■ WHAT THIS TASK INVOLVES
Give again only the lines from the line that holds "Convert this screenshot" to the end of the data, inclusive, omitting all pictures.

========================================================================

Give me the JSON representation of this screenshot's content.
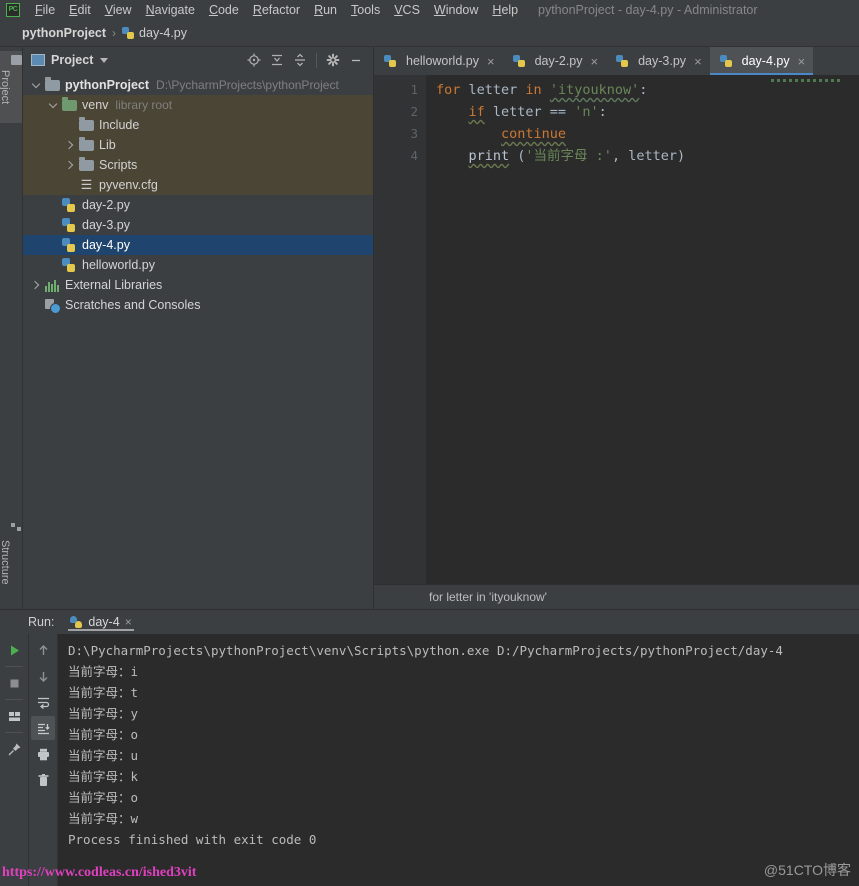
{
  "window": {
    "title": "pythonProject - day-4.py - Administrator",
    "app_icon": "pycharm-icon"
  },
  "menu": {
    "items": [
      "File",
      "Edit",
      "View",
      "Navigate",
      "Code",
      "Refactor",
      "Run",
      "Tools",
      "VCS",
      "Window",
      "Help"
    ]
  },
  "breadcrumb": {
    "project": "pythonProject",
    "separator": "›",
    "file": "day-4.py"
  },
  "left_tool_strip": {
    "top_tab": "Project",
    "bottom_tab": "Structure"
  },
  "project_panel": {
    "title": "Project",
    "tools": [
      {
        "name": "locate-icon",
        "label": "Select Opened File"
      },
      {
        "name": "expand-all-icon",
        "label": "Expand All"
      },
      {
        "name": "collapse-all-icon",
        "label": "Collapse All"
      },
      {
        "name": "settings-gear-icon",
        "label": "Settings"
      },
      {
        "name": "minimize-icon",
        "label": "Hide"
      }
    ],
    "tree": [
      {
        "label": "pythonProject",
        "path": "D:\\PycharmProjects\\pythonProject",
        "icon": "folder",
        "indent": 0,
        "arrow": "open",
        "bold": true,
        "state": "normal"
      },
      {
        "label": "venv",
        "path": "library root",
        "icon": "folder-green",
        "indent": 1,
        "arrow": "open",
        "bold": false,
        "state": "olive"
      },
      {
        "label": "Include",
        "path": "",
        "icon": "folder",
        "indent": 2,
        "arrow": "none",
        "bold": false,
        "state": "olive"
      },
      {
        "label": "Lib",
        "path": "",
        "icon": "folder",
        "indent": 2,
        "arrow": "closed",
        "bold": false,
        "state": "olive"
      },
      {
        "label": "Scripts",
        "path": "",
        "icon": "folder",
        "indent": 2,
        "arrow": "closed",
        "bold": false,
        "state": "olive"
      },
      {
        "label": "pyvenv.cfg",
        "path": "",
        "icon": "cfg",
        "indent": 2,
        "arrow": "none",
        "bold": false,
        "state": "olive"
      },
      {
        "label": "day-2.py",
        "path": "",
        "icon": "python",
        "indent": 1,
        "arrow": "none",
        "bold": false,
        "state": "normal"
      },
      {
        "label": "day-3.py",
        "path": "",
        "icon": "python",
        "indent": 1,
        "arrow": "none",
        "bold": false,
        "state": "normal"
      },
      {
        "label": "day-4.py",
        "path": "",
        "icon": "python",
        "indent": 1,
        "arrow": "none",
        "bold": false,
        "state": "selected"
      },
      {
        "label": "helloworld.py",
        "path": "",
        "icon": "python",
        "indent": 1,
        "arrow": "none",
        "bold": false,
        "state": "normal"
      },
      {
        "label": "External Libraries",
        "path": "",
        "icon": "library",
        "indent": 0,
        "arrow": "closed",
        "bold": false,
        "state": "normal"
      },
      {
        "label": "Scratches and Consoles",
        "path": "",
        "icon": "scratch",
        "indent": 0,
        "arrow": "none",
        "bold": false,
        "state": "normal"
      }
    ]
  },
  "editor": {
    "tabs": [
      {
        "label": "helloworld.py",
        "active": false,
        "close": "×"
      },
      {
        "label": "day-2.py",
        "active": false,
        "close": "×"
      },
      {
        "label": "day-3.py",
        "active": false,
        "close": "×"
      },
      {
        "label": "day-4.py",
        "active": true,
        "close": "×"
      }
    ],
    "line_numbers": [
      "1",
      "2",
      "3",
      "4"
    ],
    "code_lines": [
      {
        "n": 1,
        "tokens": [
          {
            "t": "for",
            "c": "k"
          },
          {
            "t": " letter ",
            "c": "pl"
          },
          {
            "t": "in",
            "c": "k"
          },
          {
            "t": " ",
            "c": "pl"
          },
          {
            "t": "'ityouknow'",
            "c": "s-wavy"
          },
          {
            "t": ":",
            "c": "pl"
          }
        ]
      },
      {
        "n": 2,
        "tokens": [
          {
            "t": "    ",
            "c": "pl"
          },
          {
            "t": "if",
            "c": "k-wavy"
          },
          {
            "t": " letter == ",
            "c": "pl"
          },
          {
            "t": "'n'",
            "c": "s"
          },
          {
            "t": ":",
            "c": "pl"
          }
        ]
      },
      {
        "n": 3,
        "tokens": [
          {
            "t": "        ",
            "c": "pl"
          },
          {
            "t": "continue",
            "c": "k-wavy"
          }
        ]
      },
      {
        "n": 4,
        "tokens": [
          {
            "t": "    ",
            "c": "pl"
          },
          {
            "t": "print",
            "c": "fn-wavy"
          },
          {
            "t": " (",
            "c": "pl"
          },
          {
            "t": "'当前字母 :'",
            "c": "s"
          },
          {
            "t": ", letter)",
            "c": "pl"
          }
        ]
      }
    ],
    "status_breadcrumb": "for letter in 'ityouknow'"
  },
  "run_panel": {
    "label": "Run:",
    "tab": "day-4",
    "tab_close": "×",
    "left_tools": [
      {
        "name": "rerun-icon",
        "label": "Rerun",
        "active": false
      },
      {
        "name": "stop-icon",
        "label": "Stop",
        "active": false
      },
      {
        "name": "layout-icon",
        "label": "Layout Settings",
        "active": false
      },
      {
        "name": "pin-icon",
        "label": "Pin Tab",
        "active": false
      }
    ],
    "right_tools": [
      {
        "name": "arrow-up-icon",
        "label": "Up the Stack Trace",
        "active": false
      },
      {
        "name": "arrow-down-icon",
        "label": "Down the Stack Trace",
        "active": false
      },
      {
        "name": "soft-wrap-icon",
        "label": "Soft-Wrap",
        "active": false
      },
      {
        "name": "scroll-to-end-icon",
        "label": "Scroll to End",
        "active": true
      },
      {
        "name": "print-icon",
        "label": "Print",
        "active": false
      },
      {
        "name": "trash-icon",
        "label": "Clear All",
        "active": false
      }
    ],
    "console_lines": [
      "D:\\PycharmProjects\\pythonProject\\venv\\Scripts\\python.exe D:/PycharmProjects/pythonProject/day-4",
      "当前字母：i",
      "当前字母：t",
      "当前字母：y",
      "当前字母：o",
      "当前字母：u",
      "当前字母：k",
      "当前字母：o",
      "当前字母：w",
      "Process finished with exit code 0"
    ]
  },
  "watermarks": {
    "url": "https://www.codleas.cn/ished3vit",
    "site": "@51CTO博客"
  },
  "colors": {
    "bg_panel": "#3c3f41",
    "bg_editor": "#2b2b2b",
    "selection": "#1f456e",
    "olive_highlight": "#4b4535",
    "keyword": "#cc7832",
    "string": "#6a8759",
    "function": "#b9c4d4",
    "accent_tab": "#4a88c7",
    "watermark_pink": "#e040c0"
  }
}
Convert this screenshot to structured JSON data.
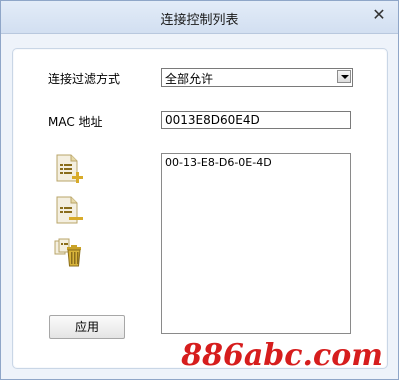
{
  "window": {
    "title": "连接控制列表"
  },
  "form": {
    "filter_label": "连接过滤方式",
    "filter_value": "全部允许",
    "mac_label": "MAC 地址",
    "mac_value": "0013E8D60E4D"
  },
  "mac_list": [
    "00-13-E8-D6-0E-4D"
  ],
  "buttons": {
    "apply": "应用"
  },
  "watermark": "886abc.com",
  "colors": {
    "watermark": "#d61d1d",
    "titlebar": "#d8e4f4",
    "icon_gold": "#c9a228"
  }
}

========================================================================

■ CORRECT RESPONSE
Convert this screenshot to structured JSON data.
{
  "window": {
    "title": "连接控制列表"
  },
  "form": {
    "filter_label": "连接过滤方式",
    "filter_value": "全部允许",
    "mac_label": "MAC 地址",
    "mac_value": "0013E8D60E4D"
  },
  "mac_list": [
    "00-13-E8-D6-0E-4D"
  ],
  "buttons": {
    "apply": "应用"
  },
  "watermark": "886abc.com",
  "colors": {
    "watermark": "#d61d1d",
    "titlebar": "#d8e4f4",
    "icon_gold": "#c9a228"
  }
}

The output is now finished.